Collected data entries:
........

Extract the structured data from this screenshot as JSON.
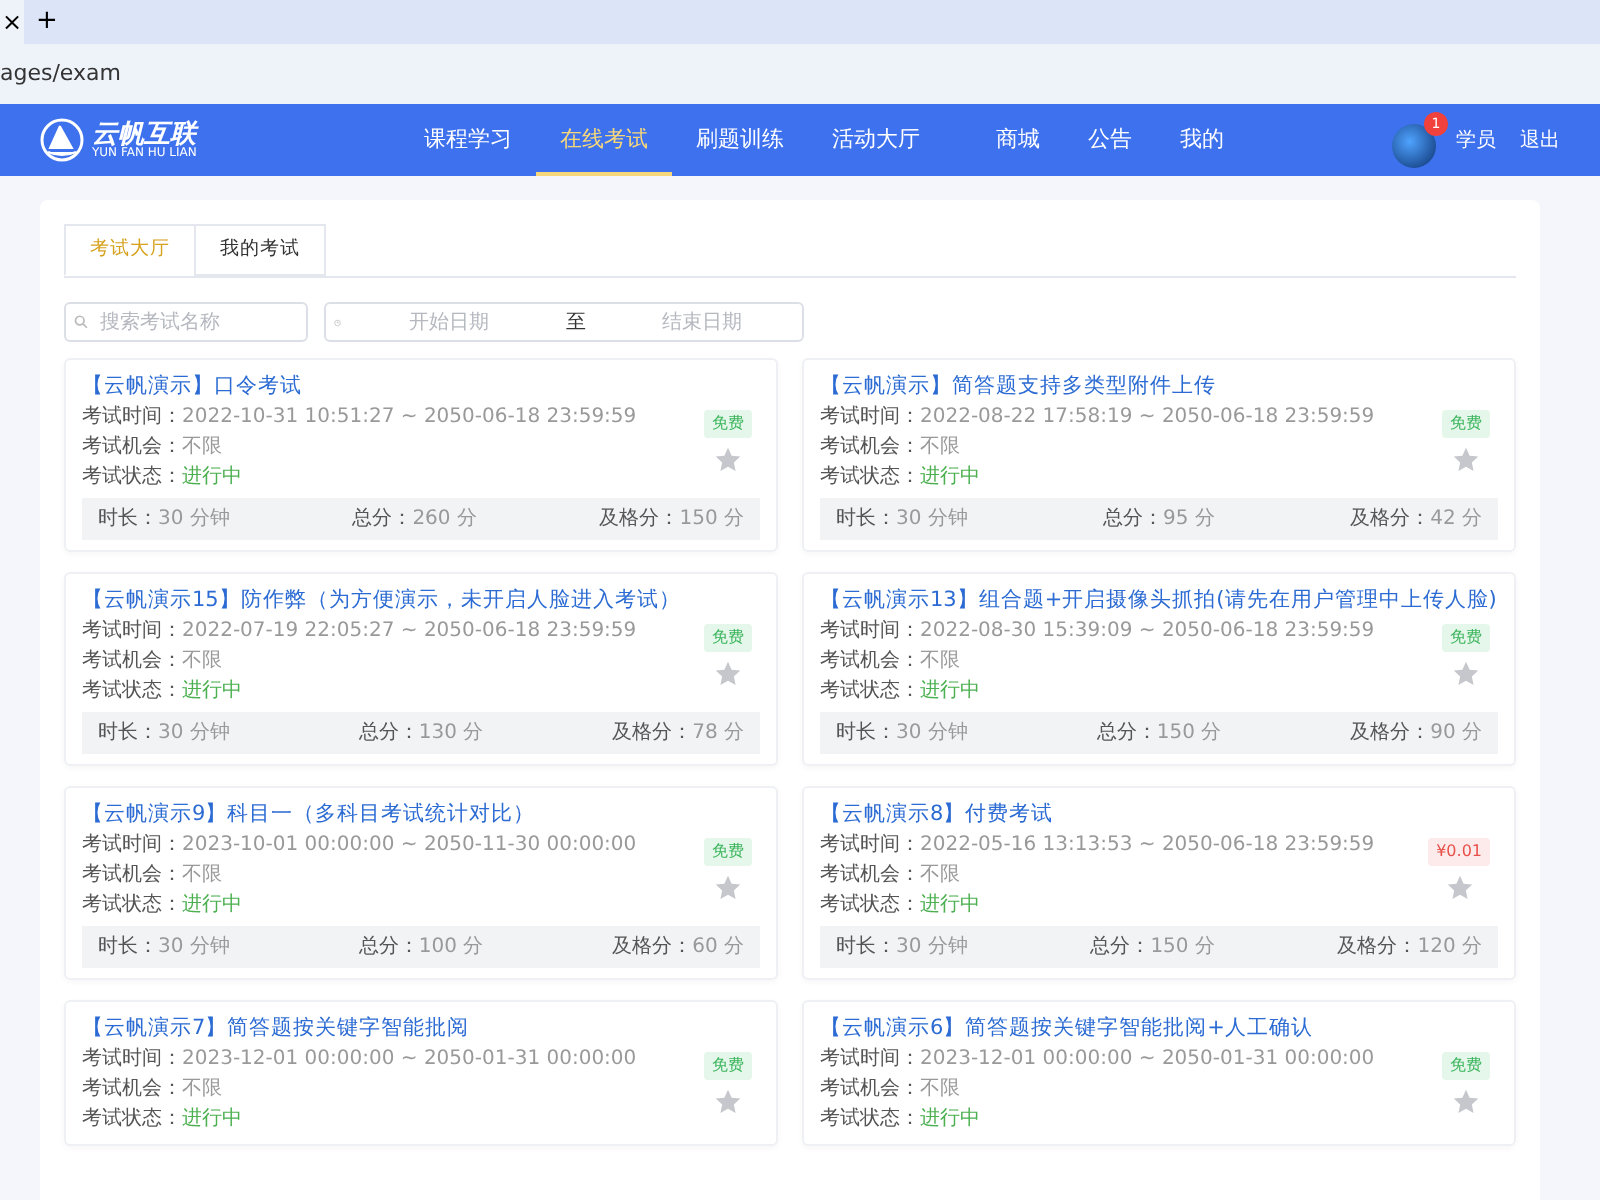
{
  "browser": {
    "tab_close": "×",
    "new_tab": "+",
    "url": "ages/exam"
  },
  "nav": {
    "logo_title": "云帆互联",
    "logo_subtitle": "YUN FAN HU LIAN",
    "items": [
      {
        "label": "课程学习",
        "selected": false
      },
      {
        "label": "在线考试",
        "selected": true
      },
      {
        "label": "刷题训练",
        "selected": false
      },
      {
        "label": "活动大厅",
        "selected": false
      },
      {
        "label": "商城",
        "selected": false
      },
      {
        "label": "公告",
        "selected": false
      },
      {
        "label": "我的",
        "selected": false
      }
    ],
    "user": {
      "badge": "1",
      "role": "学员",
      "logout": "退出"
    }
  },
  "tabs": [
    {
      "label": "考试大厅",
      "selected": true
    },
    {
      "label": "我的考试",
      "selected": false
    }
  ],
  "search": {
    "placeholder": "搜索考试名称"
  },
  "date_range": {
    "start_placeholder": "开始日期",
    "separator": "至",
    "end_placeholder": "结束日期"
  },
  "exams": [
    {
      "title": "【云帆演示】口令考试",
      "time_label": "考试时间：",
      "time": "2022-10-31 10:51:27 ~ 2050-06-18 23:59:59",
      "chance_label": "考试机会：",
      "chance": "不限",
      "status_label": "考试状态：",
      "status": "进行中",
      "paid": false,
      "price": "免费",
      "favorite": false,
      "stats": [
        {
          "label": "时长：",
          "value": "30 分钟"
        },
        {
          "label": "总分：",
          "value": "260 分"
        },
        {
          "label": "及格分：",
          "value": "150 分"
        }
      ]
    },
    {
      "title": "【云帆演示】简答题支持多类型附件上传",
      "time_label": "考试时间：",
      "time": "2022-08-22 17:58:19 ~ 2050-06-18 23:59:59",
      "chance_label": "考试机会：",
      "chance": "不限",
      "status_label": "考试状态：",
      "status": "进行中",
      "paid": false,
      "price": "免费",
      "favorite": false,
      "stats": [
        {
          "label": "时长：",
          "value": "30 分钟"
        },
        {
          "label": "总分：",
          "value": "95 分"
        },
        {
          "label": "及格分：",
          "value": "42 分"
        }
      ]
    },
    {
      "title": "【云帆演示15】防作弊（为方便演示，未开启人脸进入考试）",
      "time_label": "考试时间：",
      "time": "2022-07-19 22:05:27 ~ 2050-06-18 23:59:59",
      "chance_label": "考试机会：",
      "chance": "不限",
      "status_label": "考试状态：",
      "status": "进行中",
      "paid": false,
      "price": "免费",
      "favorite": false,
      "stats": [
        {
          "label": "时长：",
          "value": "30 分钟"
        },
        {
          "label": "总分：",
          "value": "130 分"
        },
        {
          "label": "及格分：",
          "value": "78 分"
        }
      ]
    },
    {
      "title": "【云帆演示13】组合题+开启摄像头抓拍(请先在用户管理中上传人脸)",
      "time_label": "考试时间：",
      "time": "2022-08-30 15:39:09 ~ 2050-06-18 23:59:59",
      "chance_label": "考试机会：",
      "chance": "不限",
      "status_label": "考试状态：",
      "status": "进行中",
      "paid": false,
      "price": "免费",
      "favorite": false,
      "stats": [
        {
          "label": "时长：",
          "value": "30 分钟"
        },
        {
          "label": "总分：",
          "value": "150 分"
        },
        {
          "label": "及格分：",
          "value": "90 分"
        }
      ]
    },
    {
      "title": "【云帆演示9】科目一（多科目考试统计对比）",
      "time_label": "考试时间：",
      "time": "2023-10-01 00:00:00 ~ 2050-11-30 00:00:00",
      "chance_label": "考试机会：",
      "chance": "不限",
      "status_label": "考试状态：",
      "status": "进行中",
      "paid": false,
      "price": "免费",
      "favorite": false,
      "stats": [
        {
          "label": "时长：",
          "value": "30 分钟"
        },
        {
          "label": "总分：",
          "value": "100 分"
        },
        {
          "label": "及格分：",
          "value": "60 分"
        }
      ]
    },
    {
      "title": "【云帆演示8】付费考试",
      "time_label": "考试时间：",
      "time": "2022-05-16 13:13:53 ~ 2050-06-18 23:59:59",
      "chance_label": "考试机会：",
      "chance": "不限",
      "status_label": "考试状态：",
      "status": "进行中",
      "paid": true,
      "price": "¥0.01",
      "favorite": false,
      "stats": [
        {
          "label": "时长：",
          "value": "30 分钟"
        },
        {
          "label": "总分：",
          "value": "150 分"
        },
        {
          "label": "及格分：",
          "value": "120 分"
        }
      ]
    },
    {
      "title": "【云帆演示7】简答题按关键字智能批阅",
      "time_label": "考试时间：",
      "time": "2023-12-01 00:00:00 ~ 2050-01-31 00:00:00",
      "chance_label": "考试机会：",
      "chance": "不限",
      "status_label": "考试状态：",
      "status": "进行中",
      "paid": false,
      "price": "免费",
      "favorite": false
    },
    {
      "title": "【云帆演示6】简答题按关键字智能批阅+人工确认",
      "time_label": "考试时间：",
      "time": "2023-12-01 00:00:00 ~ 2050-01-31 00:00:00",
      "chance_label": "考试机会：",
      "chance": "不限",
      "status_label": "考试状态：",
      "status": "进行中",
      "paid": false,
      "price": "免费",
      "favorite": false
    }
  ]
}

........

## WHAT IS ASKED
Give the count of lines in the records that contain "简答题按关键字智能批阅", and no other text.

## COMPLETE OUTPUT
2